§ **Problem to solve**
Gather every line of the entries that includes the word "messaging".

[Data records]
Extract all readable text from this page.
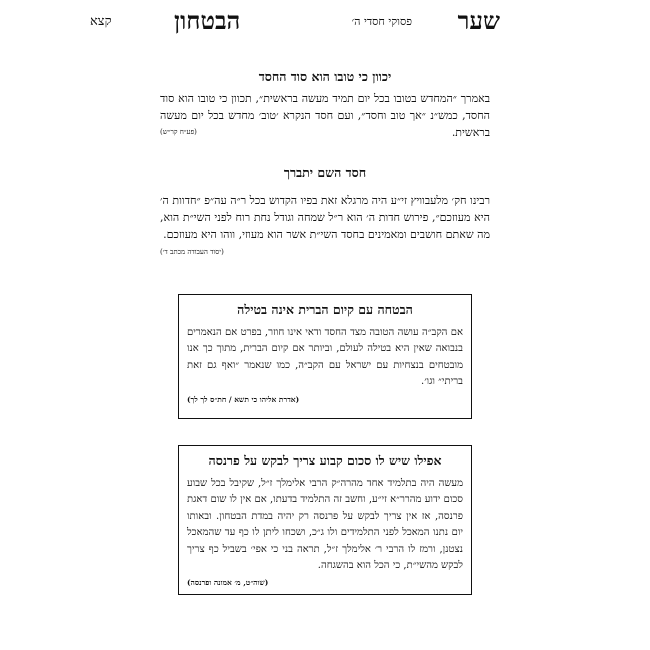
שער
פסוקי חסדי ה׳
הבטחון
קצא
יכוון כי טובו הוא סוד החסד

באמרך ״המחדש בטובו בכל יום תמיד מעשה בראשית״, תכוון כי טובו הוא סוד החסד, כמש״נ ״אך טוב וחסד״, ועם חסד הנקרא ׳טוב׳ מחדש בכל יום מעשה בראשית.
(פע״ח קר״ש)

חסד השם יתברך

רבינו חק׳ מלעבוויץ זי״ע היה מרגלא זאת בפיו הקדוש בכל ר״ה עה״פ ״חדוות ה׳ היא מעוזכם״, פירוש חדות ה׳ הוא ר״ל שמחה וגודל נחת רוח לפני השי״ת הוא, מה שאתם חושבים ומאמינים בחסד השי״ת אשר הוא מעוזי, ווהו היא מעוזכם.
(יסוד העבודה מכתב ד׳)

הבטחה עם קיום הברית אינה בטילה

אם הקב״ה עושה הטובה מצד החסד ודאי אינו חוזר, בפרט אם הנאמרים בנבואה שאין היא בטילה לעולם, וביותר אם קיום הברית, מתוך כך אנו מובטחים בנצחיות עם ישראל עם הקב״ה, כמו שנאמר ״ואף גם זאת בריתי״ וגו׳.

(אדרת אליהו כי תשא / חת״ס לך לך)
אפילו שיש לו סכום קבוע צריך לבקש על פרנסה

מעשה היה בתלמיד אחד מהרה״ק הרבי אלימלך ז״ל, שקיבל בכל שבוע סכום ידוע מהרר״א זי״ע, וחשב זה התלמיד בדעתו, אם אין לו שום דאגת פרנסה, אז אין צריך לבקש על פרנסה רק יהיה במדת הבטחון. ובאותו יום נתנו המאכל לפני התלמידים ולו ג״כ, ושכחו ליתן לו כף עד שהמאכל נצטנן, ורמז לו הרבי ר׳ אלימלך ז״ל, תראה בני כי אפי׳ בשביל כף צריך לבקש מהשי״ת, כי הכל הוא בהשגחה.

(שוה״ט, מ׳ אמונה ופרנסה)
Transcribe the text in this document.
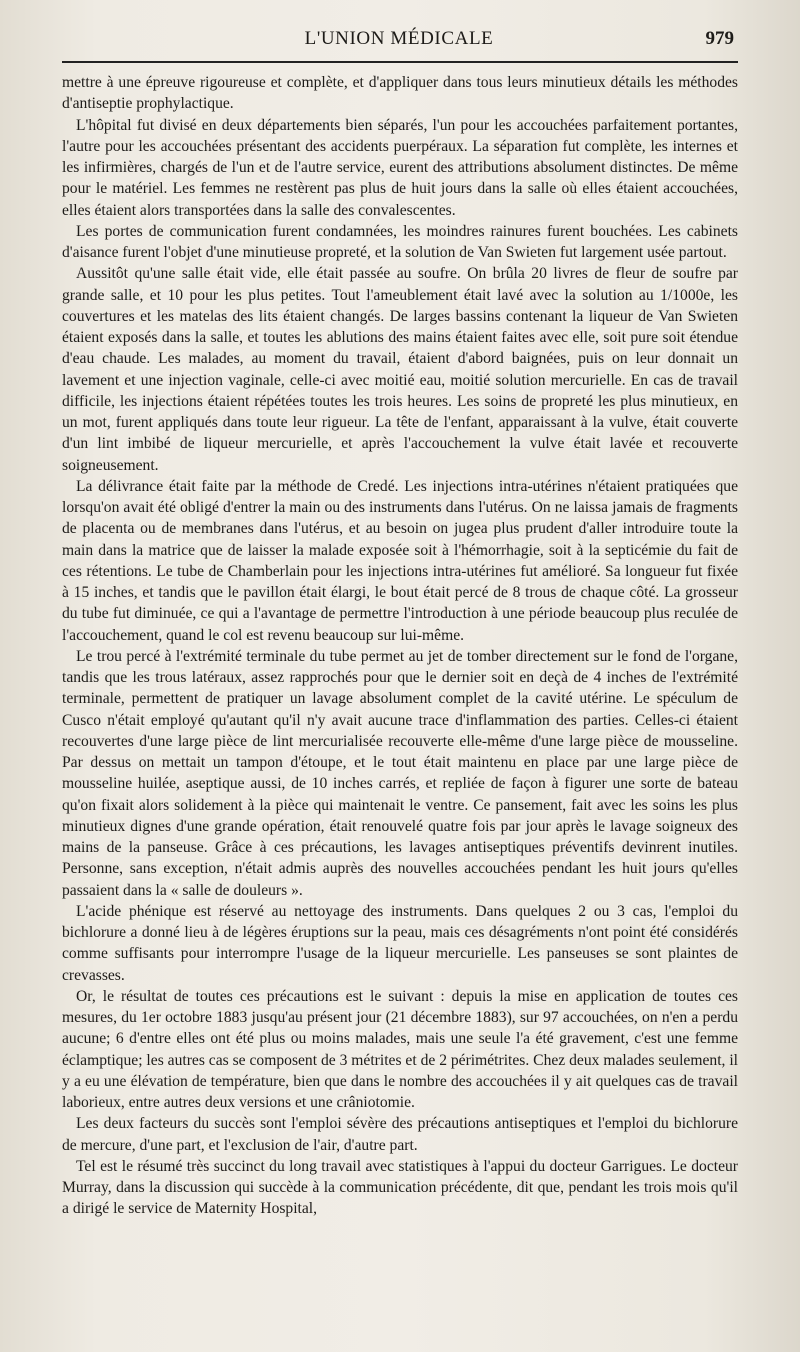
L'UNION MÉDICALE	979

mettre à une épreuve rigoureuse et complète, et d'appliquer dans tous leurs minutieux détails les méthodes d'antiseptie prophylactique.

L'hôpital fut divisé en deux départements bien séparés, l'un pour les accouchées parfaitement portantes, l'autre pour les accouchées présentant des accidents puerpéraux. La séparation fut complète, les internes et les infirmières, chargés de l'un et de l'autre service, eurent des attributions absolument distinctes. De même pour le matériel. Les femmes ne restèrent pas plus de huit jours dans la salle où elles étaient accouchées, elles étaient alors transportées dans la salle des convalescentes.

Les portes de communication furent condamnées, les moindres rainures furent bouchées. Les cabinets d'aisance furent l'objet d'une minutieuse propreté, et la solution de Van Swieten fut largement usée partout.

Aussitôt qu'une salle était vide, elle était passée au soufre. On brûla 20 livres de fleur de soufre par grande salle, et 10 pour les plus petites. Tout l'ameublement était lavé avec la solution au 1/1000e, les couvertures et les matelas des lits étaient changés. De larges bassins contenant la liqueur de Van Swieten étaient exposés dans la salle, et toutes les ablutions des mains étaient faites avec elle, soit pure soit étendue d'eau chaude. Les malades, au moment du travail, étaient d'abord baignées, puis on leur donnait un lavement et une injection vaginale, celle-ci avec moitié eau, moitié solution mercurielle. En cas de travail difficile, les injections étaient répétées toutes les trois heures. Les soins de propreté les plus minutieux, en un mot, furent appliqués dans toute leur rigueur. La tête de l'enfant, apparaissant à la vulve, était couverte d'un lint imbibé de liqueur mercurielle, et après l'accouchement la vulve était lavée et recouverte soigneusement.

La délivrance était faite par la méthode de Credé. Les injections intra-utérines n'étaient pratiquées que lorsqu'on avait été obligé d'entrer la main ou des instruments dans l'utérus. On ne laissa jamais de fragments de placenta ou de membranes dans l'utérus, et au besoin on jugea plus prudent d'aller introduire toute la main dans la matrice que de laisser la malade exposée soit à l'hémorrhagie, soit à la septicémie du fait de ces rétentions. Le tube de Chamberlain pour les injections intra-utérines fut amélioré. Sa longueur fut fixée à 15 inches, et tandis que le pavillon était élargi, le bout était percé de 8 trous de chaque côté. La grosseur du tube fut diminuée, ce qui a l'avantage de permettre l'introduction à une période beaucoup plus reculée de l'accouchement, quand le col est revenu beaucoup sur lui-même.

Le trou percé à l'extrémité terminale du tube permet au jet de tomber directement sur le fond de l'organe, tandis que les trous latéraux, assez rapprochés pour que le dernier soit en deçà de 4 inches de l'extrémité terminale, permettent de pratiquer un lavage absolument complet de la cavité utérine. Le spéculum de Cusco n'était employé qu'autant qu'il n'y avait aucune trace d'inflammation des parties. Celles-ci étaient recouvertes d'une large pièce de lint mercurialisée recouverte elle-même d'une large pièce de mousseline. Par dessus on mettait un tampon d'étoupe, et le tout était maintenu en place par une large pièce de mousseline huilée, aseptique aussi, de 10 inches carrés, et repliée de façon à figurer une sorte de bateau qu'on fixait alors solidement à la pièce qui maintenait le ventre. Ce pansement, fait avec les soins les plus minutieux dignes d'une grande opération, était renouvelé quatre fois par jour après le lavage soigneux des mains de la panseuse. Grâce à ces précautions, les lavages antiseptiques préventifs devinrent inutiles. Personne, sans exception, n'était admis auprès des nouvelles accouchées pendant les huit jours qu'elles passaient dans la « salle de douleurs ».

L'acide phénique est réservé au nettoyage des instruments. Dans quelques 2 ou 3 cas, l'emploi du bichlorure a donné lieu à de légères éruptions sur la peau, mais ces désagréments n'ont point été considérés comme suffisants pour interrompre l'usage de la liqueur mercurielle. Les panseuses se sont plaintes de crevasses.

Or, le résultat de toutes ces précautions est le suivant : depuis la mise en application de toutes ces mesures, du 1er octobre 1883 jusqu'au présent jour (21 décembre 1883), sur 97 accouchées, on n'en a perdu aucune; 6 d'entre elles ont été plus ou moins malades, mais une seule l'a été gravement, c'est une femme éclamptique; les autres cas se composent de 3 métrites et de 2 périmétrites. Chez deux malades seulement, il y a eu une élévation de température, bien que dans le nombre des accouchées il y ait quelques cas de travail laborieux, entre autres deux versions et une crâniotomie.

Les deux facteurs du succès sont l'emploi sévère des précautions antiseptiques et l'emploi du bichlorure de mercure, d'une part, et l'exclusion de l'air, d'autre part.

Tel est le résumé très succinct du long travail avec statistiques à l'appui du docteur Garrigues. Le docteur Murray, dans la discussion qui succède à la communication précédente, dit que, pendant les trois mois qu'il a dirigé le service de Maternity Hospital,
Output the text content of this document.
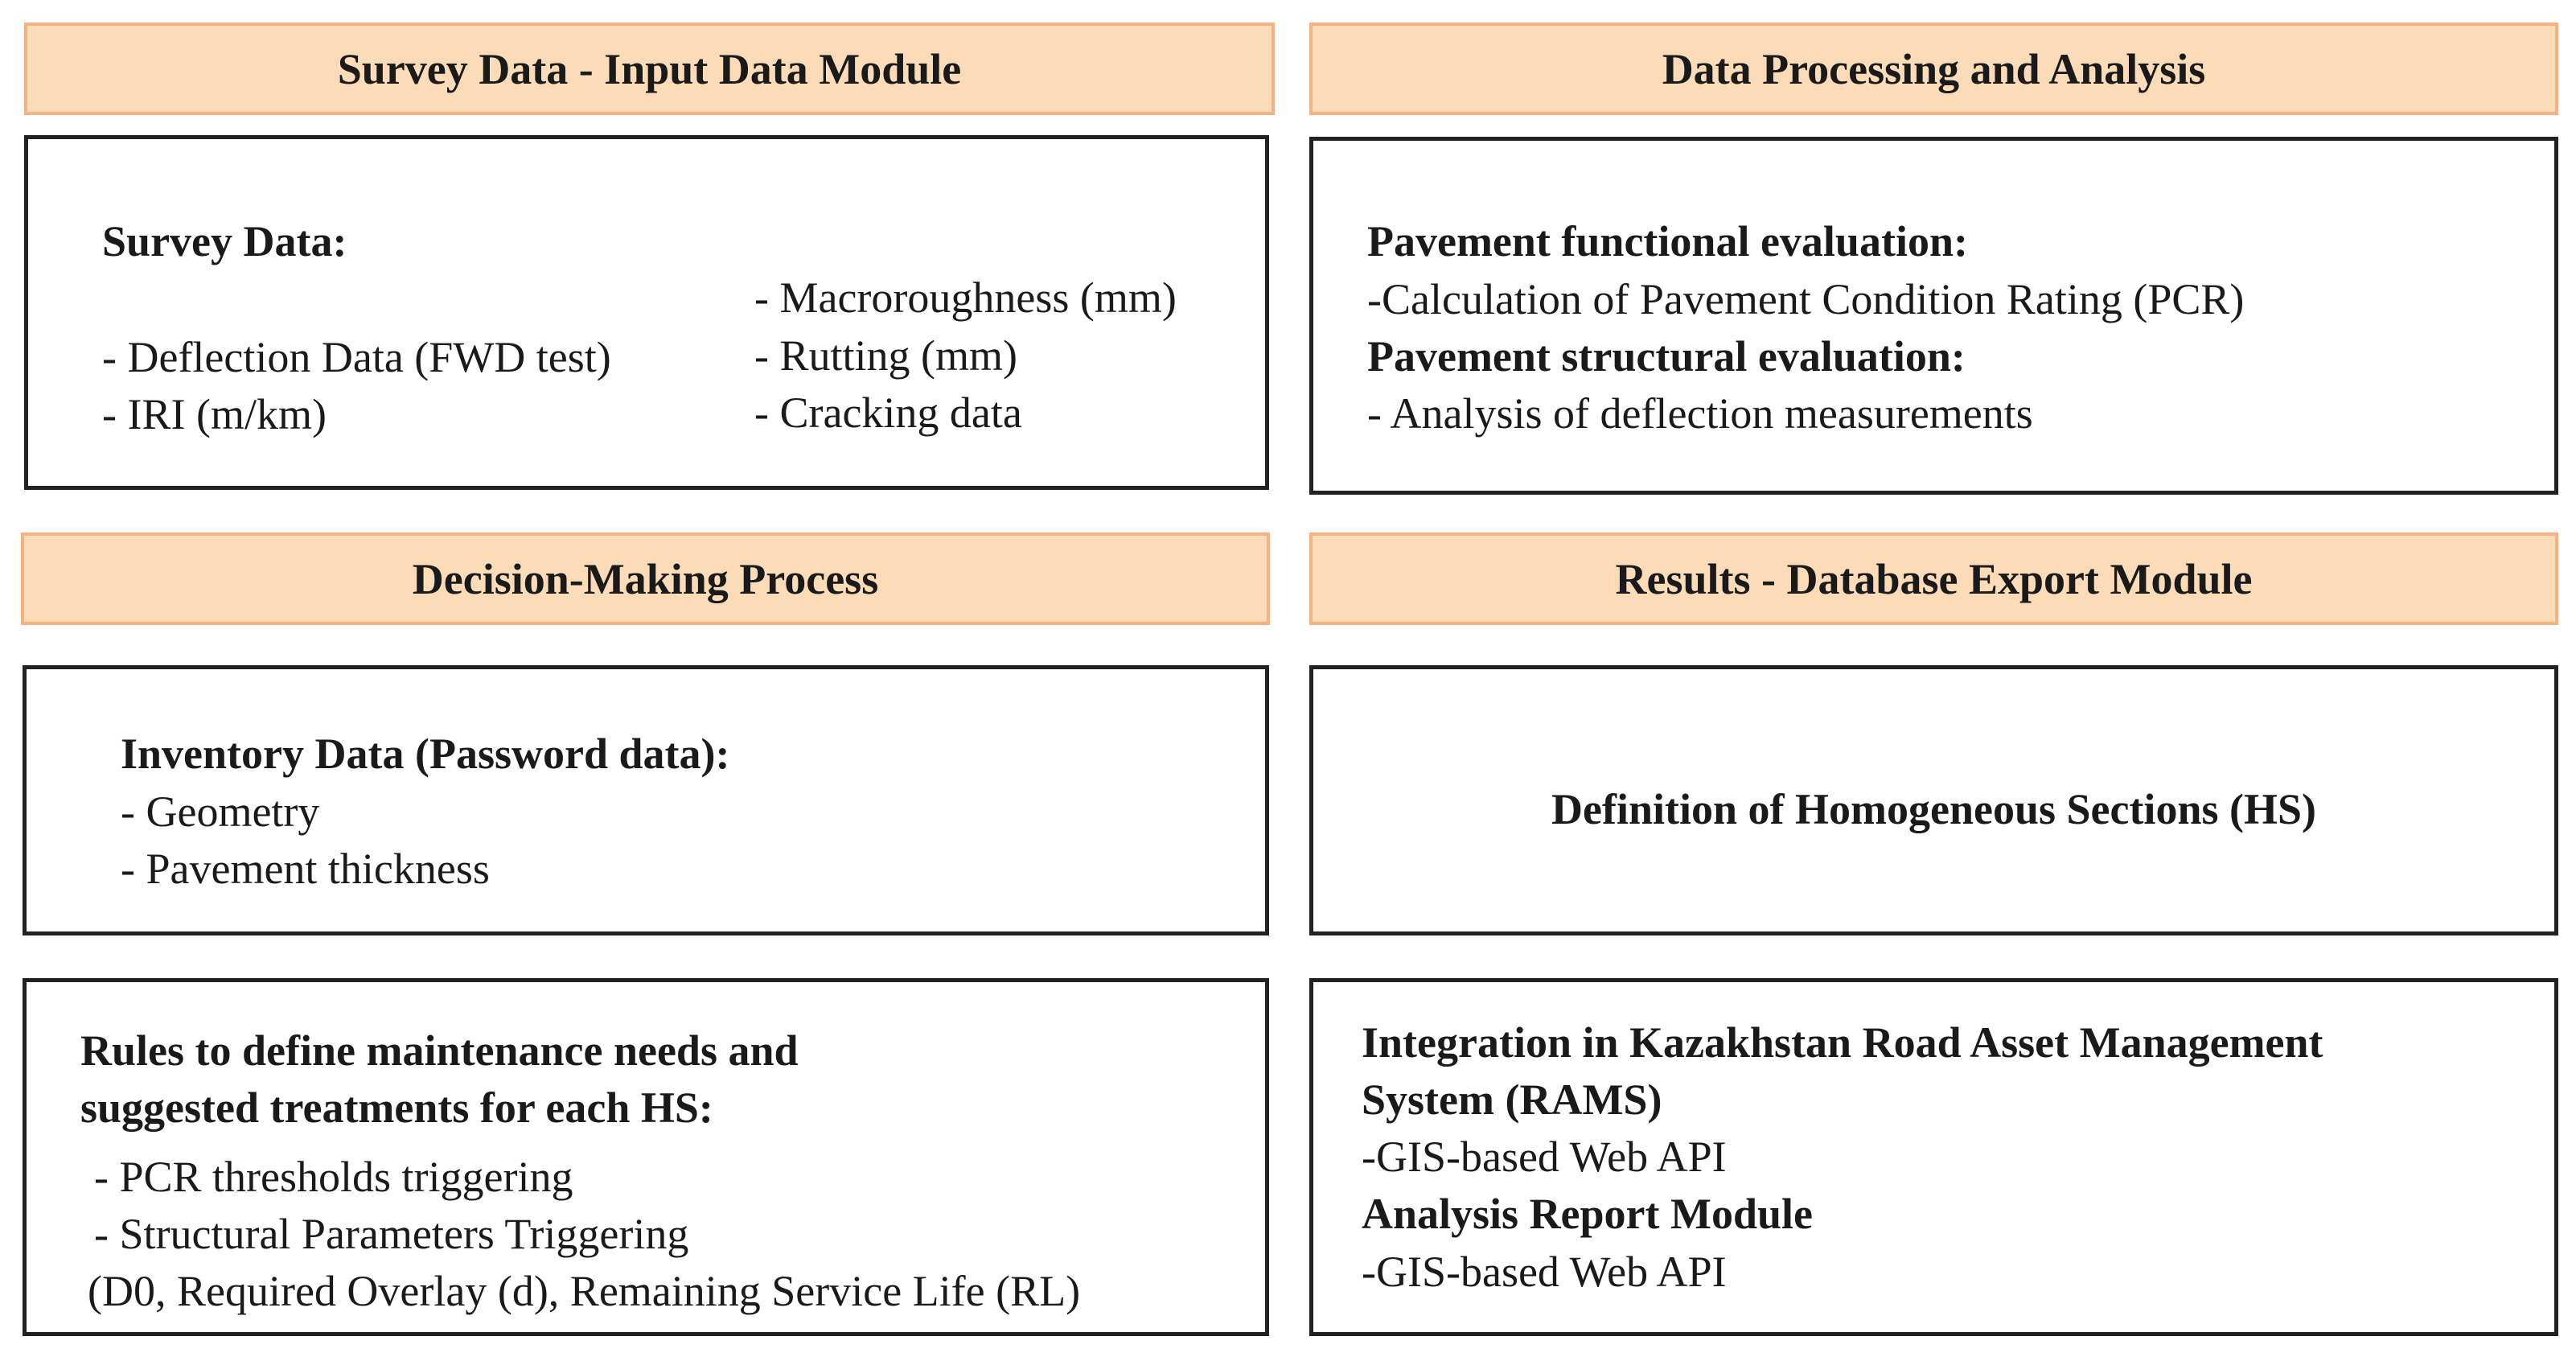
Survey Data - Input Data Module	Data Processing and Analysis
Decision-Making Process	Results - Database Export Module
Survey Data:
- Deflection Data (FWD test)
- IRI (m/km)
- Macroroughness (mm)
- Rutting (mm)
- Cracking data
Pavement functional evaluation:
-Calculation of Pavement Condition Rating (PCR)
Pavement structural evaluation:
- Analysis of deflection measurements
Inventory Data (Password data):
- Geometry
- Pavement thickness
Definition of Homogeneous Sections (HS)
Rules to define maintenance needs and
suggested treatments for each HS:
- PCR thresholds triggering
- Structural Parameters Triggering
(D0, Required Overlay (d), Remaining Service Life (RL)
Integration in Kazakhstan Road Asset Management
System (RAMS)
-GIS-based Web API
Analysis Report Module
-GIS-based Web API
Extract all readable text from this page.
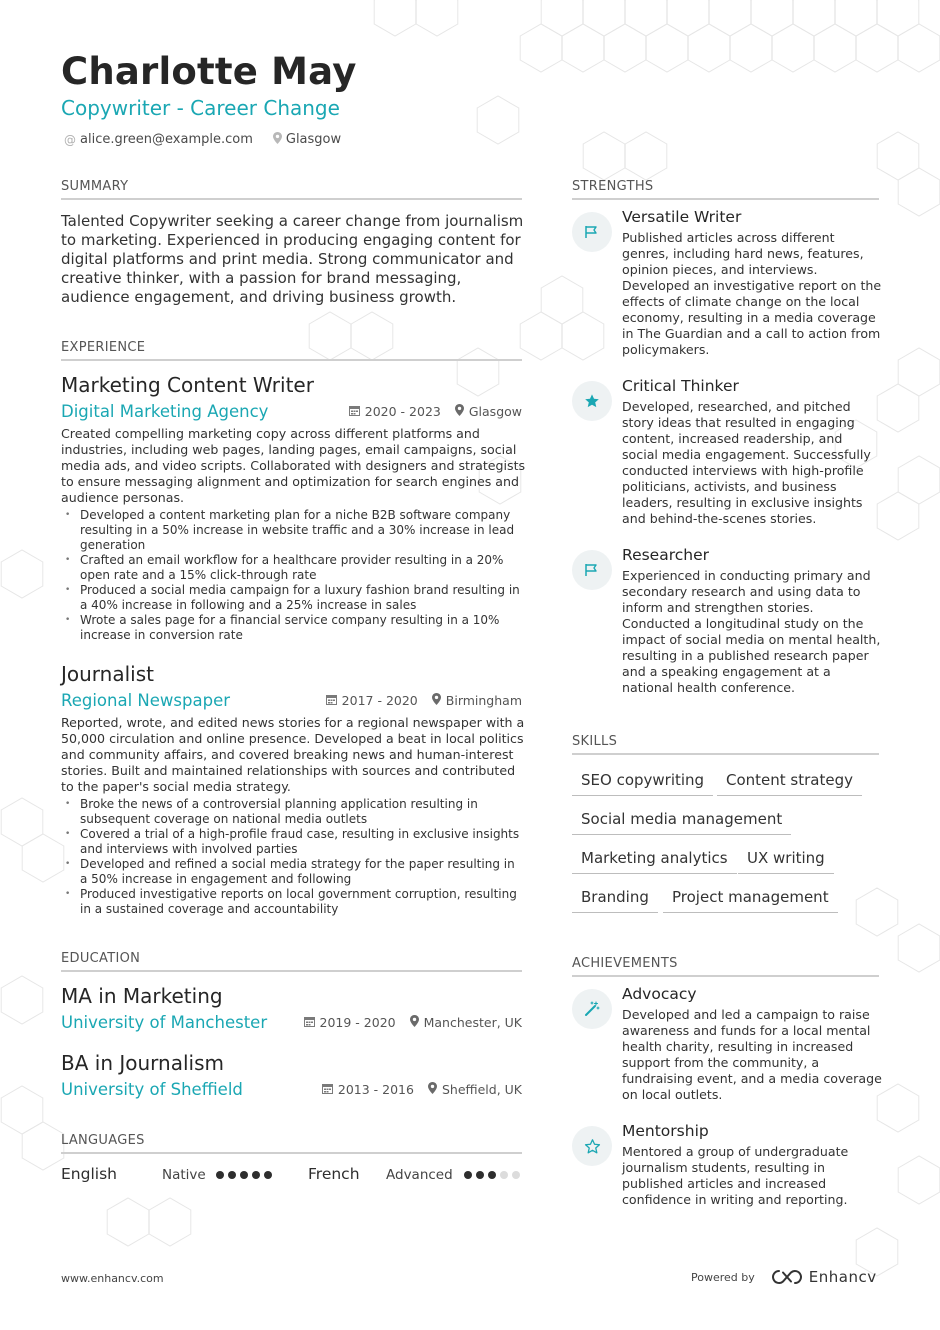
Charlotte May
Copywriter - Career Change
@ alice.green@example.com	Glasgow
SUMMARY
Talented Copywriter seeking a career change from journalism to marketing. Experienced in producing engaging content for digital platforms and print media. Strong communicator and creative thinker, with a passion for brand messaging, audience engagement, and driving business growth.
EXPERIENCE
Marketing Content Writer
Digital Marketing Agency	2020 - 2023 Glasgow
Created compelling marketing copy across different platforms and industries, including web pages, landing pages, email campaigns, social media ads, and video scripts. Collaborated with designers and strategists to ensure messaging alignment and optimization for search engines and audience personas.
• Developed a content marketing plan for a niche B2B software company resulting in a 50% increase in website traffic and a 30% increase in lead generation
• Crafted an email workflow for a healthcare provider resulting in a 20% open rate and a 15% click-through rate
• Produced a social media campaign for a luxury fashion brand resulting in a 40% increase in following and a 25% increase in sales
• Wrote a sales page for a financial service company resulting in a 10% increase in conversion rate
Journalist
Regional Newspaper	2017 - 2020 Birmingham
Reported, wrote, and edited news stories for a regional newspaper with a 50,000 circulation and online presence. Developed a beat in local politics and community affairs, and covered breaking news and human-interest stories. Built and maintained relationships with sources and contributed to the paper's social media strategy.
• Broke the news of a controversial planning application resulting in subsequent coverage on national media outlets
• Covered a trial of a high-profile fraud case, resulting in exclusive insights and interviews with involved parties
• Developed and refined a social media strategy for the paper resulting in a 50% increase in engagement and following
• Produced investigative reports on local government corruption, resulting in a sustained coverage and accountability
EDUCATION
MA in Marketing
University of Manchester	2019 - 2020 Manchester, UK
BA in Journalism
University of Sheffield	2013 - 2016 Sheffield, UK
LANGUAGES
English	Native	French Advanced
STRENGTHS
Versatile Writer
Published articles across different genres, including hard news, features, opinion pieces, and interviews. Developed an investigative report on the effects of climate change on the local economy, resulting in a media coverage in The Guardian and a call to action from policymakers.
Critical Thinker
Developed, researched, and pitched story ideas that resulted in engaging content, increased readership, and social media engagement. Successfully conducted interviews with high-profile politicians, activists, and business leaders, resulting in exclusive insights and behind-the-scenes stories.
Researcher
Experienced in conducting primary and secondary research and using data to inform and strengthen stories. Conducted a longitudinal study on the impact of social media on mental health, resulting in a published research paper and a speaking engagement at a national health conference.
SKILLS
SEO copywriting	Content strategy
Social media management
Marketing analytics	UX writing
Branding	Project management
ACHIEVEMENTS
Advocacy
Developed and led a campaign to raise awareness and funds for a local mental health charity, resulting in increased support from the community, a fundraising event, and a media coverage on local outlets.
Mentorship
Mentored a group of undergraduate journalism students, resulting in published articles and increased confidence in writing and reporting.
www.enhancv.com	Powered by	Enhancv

§ **The answer**
Talented Copywriter seeking a career change from journalism to marketing. Experienced in producing engaging content for digital platforms and print media. Strong communicator and creative thinker, with a passion for brand messaging, audience engagement, and driving business growth.
Created compelling marketing copy across different platforms and industries, including web pages, landing pages, email campaigns, social media ads, and video scripts. Collaborated with designers and strategists to ensure messaging alignment and optimization for search engines and audience personas.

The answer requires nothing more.